▸ **Extracted information**
++++++++++++++++++++
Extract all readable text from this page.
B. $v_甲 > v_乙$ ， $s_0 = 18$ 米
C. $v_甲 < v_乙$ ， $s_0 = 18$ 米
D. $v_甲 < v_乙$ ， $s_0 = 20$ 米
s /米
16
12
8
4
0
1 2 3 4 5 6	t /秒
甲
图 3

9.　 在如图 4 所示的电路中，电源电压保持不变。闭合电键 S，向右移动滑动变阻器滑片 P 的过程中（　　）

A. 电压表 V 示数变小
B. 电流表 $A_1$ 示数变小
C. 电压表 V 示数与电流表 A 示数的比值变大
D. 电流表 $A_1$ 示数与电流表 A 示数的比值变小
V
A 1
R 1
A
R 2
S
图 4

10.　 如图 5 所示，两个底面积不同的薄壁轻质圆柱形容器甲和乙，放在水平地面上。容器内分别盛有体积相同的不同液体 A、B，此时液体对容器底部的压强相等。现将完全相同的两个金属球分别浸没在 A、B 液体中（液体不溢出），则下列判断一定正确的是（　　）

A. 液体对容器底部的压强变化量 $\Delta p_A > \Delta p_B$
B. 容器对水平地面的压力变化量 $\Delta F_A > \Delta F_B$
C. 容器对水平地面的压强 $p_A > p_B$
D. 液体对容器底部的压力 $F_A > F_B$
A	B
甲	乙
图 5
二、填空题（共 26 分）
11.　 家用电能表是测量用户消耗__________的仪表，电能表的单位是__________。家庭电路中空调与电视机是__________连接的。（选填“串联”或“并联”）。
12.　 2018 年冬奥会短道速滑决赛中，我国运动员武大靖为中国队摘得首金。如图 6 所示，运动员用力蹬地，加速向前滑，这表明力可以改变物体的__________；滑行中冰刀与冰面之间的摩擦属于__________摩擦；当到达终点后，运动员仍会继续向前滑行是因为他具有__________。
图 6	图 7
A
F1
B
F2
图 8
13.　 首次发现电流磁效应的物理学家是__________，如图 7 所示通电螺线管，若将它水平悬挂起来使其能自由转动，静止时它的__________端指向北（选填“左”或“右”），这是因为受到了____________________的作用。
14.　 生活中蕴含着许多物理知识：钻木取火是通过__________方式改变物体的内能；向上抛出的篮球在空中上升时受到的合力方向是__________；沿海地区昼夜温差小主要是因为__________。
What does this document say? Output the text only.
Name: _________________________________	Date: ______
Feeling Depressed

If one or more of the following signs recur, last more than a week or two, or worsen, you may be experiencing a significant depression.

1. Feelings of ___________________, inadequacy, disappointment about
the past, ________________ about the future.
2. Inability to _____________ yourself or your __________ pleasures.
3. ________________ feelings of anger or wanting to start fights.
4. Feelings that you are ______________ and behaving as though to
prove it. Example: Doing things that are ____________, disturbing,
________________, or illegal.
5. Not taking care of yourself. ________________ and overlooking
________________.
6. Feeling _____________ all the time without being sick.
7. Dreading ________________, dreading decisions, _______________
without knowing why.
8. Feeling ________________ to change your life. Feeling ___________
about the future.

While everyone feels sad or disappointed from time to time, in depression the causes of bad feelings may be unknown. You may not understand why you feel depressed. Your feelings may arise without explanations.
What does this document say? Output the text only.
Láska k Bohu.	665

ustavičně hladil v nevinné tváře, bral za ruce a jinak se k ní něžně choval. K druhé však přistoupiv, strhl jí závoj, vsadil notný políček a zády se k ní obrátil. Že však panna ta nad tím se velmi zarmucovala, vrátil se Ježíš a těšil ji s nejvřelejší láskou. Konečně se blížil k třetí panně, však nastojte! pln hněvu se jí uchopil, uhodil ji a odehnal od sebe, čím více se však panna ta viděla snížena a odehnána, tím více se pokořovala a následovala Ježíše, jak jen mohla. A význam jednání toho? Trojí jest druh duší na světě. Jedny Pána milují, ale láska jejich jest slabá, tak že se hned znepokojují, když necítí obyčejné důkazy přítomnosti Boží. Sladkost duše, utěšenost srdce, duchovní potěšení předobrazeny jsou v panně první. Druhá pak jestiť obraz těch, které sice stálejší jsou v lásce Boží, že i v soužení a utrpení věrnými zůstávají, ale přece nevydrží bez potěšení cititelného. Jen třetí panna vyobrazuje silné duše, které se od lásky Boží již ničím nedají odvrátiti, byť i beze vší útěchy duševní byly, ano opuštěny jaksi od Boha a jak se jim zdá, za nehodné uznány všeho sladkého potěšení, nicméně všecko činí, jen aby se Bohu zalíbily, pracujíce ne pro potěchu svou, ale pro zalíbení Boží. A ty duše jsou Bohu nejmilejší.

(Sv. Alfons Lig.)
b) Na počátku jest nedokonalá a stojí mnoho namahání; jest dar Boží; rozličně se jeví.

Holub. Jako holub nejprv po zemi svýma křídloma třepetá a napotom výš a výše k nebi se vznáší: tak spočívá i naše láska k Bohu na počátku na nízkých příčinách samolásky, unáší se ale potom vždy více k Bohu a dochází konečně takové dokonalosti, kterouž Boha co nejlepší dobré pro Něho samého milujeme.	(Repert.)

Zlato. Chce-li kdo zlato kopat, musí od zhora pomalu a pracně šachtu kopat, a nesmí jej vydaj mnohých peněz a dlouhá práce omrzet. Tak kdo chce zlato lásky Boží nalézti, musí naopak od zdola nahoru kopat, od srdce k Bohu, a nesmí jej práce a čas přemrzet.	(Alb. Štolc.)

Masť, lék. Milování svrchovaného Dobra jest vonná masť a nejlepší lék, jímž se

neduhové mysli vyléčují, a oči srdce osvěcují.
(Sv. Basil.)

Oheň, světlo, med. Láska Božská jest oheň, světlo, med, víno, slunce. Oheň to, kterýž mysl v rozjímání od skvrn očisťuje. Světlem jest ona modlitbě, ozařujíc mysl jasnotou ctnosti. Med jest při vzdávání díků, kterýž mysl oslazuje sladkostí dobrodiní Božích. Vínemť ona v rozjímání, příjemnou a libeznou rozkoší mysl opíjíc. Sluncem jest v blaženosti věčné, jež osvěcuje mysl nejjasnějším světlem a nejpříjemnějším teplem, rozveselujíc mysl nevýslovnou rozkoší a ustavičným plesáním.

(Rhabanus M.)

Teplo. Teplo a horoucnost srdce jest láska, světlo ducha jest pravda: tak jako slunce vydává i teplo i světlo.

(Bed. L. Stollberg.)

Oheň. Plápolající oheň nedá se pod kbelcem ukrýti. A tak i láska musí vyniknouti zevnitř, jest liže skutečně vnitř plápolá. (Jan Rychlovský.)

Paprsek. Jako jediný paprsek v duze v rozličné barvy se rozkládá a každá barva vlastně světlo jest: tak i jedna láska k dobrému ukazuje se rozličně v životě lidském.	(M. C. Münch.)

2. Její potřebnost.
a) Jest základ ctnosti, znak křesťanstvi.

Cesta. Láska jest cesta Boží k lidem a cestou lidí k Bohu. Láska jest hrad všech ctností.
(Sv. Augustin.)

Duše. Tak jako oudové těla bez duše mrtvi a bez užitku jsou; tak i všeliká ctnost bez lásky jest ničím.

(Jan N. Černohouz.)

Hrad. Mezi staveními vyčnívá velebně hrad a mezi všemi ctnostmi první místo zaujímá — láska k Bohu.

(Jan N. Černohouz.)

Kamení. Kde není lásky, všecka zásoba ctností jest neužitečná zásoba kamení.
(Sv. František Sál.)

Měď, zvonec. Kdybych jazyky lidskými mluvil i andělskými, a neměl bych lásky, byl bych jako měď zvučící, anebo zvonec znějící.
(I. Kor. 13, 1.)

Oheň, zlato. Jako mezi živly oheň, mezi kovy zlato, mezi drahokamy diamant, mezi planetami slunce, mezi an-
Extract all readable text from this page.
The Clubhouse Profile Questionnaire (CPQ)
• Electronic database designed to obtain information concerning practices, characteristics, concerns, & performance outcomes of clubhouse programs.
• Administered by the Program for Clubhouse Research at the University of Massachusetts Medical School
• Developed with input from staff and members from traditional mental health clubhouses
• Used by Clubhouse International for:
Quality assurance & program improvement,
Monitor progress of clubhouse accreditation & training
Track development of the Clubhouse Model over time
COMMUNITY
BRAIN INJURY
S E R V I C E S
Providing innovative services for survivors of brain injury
++++++++++++++++++++
▸ **Task statement**
Count the lines in the records above that contain the word "rozličně", and give only that number.

▸ **Response below**
2